### DESCRIPTION OF THE TASK:
Please copy all the lines that follow, word for word.

(Stored entries)
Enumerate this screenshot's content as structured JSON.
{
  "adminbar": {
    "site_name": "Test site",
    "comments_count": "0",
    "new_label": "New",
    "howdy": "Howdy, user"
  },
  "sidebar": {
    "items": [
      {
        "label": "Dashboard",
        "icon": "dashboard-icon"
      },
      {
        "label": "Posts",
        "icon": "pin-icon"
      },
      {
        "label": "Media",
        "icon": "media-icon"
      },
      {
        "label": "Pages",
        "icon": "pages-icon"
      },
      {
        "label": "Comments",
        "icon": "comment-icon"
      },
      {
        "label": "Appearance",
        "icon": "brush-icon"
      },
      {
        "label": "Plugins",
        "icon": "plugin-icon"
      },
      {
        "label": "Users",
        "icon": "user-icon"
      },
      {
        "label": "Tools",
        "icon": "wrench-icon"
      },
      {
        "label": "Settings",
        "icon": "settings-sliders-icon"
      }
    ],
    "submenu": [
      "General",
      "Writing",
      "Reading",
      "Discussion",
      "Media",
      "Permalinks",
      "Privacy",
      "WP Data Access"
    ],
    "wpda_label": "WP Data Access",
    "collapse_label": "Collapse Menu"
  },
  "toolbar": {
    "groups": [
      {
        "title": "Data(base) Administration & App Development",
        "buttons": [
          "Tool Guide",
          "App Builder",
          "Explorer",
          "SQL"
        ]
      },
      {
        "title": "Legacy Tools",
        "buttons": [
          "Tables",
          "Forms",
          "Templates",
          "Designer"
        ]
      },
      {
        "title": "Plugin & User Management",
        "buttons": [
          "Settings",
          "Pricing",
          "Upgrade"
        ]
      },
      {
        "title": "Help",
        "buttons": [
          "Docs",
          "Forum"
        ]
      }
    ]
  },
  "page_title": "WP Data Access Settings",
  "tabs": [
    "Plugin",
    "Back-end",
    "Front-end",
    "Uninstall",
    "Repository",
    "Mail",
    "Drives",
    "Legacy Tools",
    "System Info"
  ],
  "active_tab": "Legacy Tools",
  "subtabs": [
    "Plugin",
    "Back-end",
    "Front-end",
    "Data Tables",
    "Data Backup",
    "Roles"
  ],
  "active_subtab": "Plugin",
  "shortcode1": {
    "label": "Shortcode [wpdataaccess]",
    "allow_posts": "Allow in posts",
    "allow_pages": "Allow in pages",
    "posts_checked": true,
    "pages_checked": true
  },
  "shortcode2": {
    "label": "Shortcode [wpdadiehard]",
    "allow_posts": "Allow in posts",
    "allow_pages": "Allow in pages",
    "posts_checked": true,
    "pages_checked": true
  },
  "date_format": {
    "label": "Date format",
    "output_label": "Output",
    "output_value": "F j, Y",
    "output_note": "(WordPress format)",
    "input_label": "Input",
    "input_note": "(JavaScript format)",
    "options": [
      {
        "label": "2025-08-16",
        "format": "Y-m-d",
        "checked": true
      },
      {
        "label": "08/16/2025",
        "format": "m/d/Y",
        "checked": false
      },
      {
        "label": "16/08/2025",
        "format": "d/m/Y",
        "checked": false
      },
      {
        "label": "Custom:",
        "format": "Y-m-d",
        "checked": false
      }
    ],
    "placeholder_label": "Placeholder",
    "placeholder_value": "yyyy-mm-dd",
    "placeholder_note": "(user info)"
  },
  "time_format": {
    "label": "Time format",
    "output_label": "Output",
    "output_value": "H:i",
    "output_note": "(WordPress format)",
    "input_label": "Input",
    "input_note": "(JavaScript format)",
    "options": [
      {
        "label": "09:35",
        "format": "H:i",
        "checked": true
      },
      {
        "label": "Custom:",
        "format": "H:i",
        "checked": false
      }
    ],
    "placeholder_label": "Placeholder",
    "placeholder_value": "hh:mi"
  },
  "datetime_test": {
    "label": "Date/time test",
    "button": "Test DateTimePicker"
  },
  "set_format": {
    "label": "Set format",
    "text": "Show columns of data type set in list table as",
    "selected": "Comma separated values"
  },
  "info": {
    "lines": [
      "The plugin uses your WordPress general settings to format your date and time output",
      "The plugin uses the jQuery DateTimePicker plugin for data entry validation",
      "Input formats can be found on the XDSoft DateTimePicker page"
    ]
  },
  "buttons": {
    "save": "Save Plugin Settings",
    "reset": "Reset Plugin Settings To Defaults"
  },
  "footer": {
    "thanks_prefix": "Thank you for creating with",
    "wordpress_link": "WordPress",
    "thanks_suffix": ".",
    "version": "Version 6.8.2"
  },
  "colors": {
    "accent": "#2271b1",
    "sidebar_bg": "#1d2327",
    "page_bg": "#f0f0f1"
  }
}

### ANSWER TO THIS TASK:
Enumerate this screenshot's content as structured JSON.
{
  "adminbar": {
    "site_name": "Test site",
    "comments_count": "0",
    "new_label": "New",
    "howdy": "Howdy, user"
  },
  "sidebar": {
    "items": [
      {
        "label": "Dashboard",
        "icon": "dashboard-icon"
      },
      {
        "label": "Posts",
        "icon": "pin-icon"
      },
      {
        "label": "Media",
        "icon": "media-icon"
      },
      {
        "label": "Pages",
        "icon": "pages-icon"
      },
      {
        "label": "Comments",
        "icon": "comment-icon"
      },
      {
        "label": "Appearance",
        "icon": "brush-icon"
      },
      {
        "label": "Plugins",
        "icon": "plugin-icon"
      },
      {
        "label": "Users",
        "icon": "user-icon"
      },
      {
        "label": "Tools",
        "icon": "wrench-icon"
      },
      {
        "label": "Settings",
        "icon": "settings-sliders-icon"
      }
    ],
    "submenu": [
      "General",
      "Writing",
      "Reading",
      "Discussion",
      "Media",
      "Permalinks",
      "Privacy",
      "WP Data Access"
    ],
    "wpda_label": "WP Data Access",
    "collapse_label": "Collapse Menu"
  },
  "toolbar": {
    "groups": [
      {
        "title": "Data(base) Administration & App Development",
        "buttons": [
          "Tool Guide",
          "App Builder",
          "Explorer",
          "SQL"
        ]
      },
      {
        "title": "Legacy Tools",
        "buttons": [
          "Tables",
          "Forms",
          "Templates",
          "Designer"
        ]
      },
      {
        "title": "Plugin & User Management",
        "buttons": [
          "Settings",
          "Pricing",
          "Upgrade"
        ]
      },
      {
        "title": "Help",
        "buttons": [
          "Docs",
          "Forum"
        ]
      }
    ]
  },
  "page_title": "WP Data Access Settings",
  "tabs": [
    "Plugin",
    "Back-end",
    "Front-end",
    "Uninstall",
    "Repository",
    "Mail",
    "Drives",
    "Legacy Tools",
    "System Info"
  ],
  "active_tab": "Legacy Tools",
  "subtabs": [
    "Plugin",
    "Back-end",
    "Front-end",
    "Data Tables",
    "Data Backup",
    "Roles"
  ],
  "active_subtab": "Plugin",
  "shortcode1": {
    "label": "Shortcode [wpdataaccess]",
    "allow_posts": "Allow in posts",
    "allow_pages": "Allow in pages",
    "posts_checked": true,
    "pages_checked": true
  },
  "shortcode2": {
    "label": "Shortcode [wpdadiehard]",
    "allow_posts": "Allow in posts",
    "allow_pages": "Allow in pages",
    "posts_checked": true,
    "pages_checked": true
  },
  "date_format": {
    "label": "Date format",
    "output_label": "Output",
    "output_value": "F j, Y",
    "output_note": "(WordPress format)",
    "input_label": "Input",
    "input_note": "(JavaScript format)",
    "options": [
      {
        "label": "2025-08-16",
        "format": "Y-m-d",
        "checked": true
      },
      {
        "label": "08/16/2025",
        "format": "m/d/Y",
        "checked": false
      },
      {
        "label": "16/08/2025",
        "format": "d/m/Y",
        "checked": false
      },
      {
        "label": "Custom:",
        "format": "Y-m-d",
        "checked": false
      }
    ],
    "placeholder_label": "Placeholder",
    "placeholder_value": "yyyy-mm-dd",
    "placeholder_note": "(user info)"
  },
  "time_format": {
    "label": "Time format",
    "output_label": "Output",
    "output_value": "H:i",
    "output_note": "(WordPress format)",
    "input_label": "Input",
    "input_note": "(JavaScript format)",
    "options": [
      {
        "label": "09:35",
        "format": "H:i",
        "checked": true
      },
      {
        "label": "Custom:",
        "format": "H:i",
        "checked": false
      }
    ],
    "placeholder_label": "Placeholder",
    "placeholder_value": "hh:mi"
  },
  "datetime_test": {
    "label": "Date/time test",
    "button": "Test DateTimePicker"
  },
  "set_format": {
    "label": "Set format",
    "text": "Show columns of data type set in list table as",
    "selected": "Comma separated values"
  },
  "info": {
    "lines": [
      "The plugin uses your WordPress general settings to format your date and time output",
      "The plugin uses the jQuery DateTimePicker plugin for data entry validation",
      "Input formats can be found on the XDSoft DateTimePicker page"
    ]
  },
  "buttons": {
    "save": "Save Plugin Settings",
    "reset": "Reset Plugin Settings To Defaults"
  },
  "footer": {
    "thanks_prefix": "Thank you for creating with",
    "wordpress_link": "WordPress",
    "thanks_suffix": ".",
    "version": "Version 6.8.2"
  },
  "colors": {
    "accent": "#2271b1",
    "sidebar_bg": "#1d2327",
    "page_bg": "#f0f0f1"
  }
}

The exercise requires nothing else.